REQUIRED TASK:
Read the records and gather each line that includes "verification".
====== STORED ROWS
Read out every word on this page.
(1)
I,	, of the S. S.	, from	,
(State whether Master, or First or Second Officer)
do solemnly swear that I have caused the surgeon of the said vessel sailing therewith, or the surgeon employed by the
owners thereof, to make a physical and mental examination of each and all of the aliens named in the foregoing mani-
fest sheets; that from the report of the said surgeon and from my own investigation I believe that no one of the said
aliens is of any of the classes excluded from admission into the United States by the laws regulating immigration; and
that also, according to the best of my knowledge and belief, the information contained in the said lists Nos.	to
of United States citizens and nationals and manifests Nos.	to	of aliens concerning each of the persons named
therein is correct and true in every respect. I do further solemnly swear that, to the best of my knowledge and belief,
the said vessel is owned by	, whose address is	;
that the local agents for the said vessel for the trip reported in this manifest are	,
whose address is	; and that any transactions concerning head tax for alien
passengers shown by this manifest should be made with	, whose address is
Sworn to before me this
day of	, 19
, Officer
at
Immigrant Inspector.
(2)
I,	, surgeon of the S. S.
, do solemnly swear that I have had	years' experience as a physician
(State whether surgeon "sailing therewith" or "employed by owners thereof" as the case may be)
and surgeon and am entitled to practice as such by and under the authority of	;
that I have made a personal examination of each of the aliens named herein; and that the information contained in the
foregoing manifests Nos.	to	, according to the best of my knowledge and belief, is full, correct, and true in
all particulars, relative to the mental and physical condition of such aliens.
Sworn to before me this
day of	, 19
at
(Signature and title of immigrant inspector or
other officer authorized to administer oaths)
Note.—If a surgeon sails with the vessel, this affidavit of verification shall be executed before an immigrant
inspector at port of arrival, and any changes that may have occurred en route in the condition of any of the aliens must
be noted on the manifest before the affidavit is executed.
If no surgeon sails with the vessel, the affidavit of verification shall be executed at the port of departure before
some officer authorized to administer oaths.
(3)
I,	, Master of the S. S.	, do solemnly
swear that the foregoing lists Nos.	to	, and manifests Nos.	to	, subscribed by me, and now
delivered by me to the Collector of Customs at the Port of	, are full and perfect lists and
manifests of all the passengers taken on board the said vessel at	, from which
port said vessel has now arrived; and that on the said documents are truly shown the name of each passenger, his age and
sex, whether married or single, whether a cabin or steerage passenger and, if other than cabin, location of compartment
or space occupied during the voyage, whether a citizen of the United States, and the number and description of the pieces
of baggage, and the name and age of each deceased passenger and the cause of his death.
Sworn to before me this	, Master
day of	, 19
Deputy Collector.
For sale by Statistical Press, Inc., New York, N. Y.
============
RESULT FOR THIS TASK:
Note.—If a surgeon sails with the vessel, this affidavit of verification shall be executed before an immigrant
If no surgeon sails with the vessel, the affidavit of verification shall be executed at the port of departure before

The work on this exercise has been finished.